→ Provided data:
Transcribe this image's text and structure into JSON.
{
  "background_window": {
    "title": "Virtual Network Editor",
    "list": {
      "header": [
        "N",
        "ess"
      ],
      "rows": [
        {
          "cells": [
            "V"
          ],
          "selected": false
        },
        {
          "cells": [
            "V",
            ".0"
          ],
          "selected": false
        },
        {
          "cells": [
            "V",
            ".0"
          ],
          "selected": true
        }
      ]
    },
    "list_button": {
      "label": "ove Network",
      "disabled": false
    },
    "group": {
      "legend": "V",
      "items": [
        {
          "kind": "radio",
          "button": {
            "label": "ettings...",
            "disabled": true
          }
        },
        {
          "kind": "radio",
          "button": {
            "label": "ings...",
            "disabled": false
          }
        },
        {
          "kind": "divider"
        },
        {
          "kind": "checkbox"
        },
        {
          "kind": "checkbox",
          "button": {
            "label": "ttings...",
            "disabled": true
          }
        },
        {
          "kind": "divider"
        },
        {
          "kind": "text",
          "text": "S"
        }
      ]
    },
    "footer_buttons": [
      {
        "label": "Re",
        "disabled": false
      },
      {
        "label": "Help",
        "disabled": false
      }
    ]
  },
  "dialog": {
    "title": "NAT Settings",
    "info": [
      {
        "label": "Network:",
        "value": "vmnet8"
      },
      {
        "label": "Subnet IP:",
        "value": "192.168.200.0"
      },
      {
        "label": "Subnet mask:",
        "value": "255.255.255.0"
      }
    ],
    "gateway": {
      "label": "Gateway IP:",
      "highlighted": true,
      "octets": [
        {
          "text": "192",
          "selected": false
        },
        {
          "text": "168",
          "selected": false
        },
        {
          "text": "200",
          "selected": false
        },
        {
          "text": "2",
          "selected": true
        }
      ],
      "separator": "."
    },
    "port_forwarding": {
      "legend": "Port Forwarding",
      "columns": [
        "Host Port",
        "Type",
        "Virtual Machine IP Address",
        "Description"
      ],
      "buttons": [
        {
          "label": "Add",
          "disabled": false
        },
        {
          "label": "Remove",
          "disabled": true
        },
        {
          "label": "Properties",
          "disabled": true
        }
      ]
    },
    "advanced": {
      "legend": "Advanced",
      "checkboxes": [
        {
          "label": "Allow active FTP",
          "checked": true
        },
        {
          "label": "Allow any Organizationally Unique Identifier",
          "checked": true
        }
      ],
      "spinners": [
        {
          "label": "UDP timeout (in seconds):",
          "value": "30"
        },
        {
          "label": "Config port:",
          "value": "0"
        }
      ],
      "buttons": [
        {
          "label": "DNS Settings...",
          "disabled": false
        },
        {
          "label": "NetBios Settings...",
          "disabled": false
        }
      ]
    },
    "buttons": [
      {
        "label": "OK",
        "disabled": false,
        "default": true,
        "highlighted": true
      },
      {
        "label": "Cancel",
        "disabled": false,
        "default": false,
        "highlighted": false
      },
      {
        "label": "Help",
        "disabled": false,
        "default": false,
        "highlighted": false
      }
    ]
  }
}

→ Description of the task: Extract all the entries word for word.

→ The solution:
Transcribe this image's text and structure into JSON.
{
  "background_window": {
    "title": "Virtual Network Editor",
    "list": {
      "header": [
        "N",
        "ess"
      ],
      "rows": [
        {
          "cells": [
            "V"
          ],
          "selected": false
        },
        {
          "cells": [
            "V",
            ".0"
          ],
          "selected": false
        },
        {
          "cells": [
            "V",
            ".0"
          ],
          "selected": true
        }
      ]
    },
    "list_button": {
      "label": "ove Network",
      "disabled": false
    },
    "group": {
      "legend": "V",
      "items": [
        {
          "kind": "radio",
          "button": {
            "label": "ettings...",
            "disabled": true
          }
        },
        {
          "kind": "radio",
          "button": {
            "label": "ings...",
            "disabled": false
          }
        },
        {
          "kind": "divider"
        },
        {
          "kind": "checkbox"
        },
        {
          "kind": "checkbox",
          "button": {
            "label": "ttings...",
            "disabled": true
          }
        },
        {
          "kind": "divider"
        },
        {
          "kind": "text",
          "text": "S"
        }
      ]
    },
    "footer_buttons": [
      {
        "label": "Re",
        "disabled": false
      },
      {
        "label": "Help",
        "disabled": false
      }
    ]
  },
  "dialog": {
    "title": "NAT Settings",
    "info": [
      {
        "label": "Network:",
        "value": "vmnet8"
      },
      {
        "label": "Subnet IP:",
        "value": "192.168.200.0"
      },
      {
        "label": "Subnet mask:",
        "value": "255.255.255.0"
      }
    ],
    "gateway": {
      "label": "Gateway IP:",
      "highlighted": true,
      "octets": [
        {
          "text": "192",
          "selected": false
        },
        {
          "text": "168",
          "selected": false
        },
        {
          "text": "200",
          "selected": false
        },
        {
          "text": "2",
          "selected": true
        }
      ],
      "separator": "."
    },
    "port_forwarding": {
      "legend": "Port Forwarding",
      "columns": [
        "Host Port",
        "Type",
        "Virtual Machine IP Address",
        "Description"
      ],
      "buttons": [
        {
          "label": "Add",
          "disabled": false
        },
        {
          "label": "Remove",
          "disabled": true
        },
        {
          "label": "Properties",
          "disabled": true
        }
      ]
    },
    "advanced": {
      "legend": "Advanced",
      "checkboxes": [
        {
          "label": "Allow active FTP",
          "checked": true
        },
        {
          "label": "Allow any Organizationally Unique Identifier",
          "checked": true
        }
      ],
      "spinners": [
        {
          "label": "UDP timeout (in seconds):",
          "value": "30"
        },
        {
          "label": "Config port:",
          "value": "0"
        }
      ],
      "buttons": [
        {
          "label": "DNS Settings...",
          "disabled": false
        },
        {
          "label": "NetBios Settings...",
          "disabled": false
        }
      ]
    },
    "buttons": [
      {
        "label": "OK",
        "disabled": false,
        "default": true,
        "highlighted": true
      },
      {
        "label": "Cancel",
        "disabled": false,
        "default": false,
        "highlighted": false
      },
      {
        "label": "Help",
        "disabled": false,
        "default": false,
        "highlighted": false
      }
    ]
  }
}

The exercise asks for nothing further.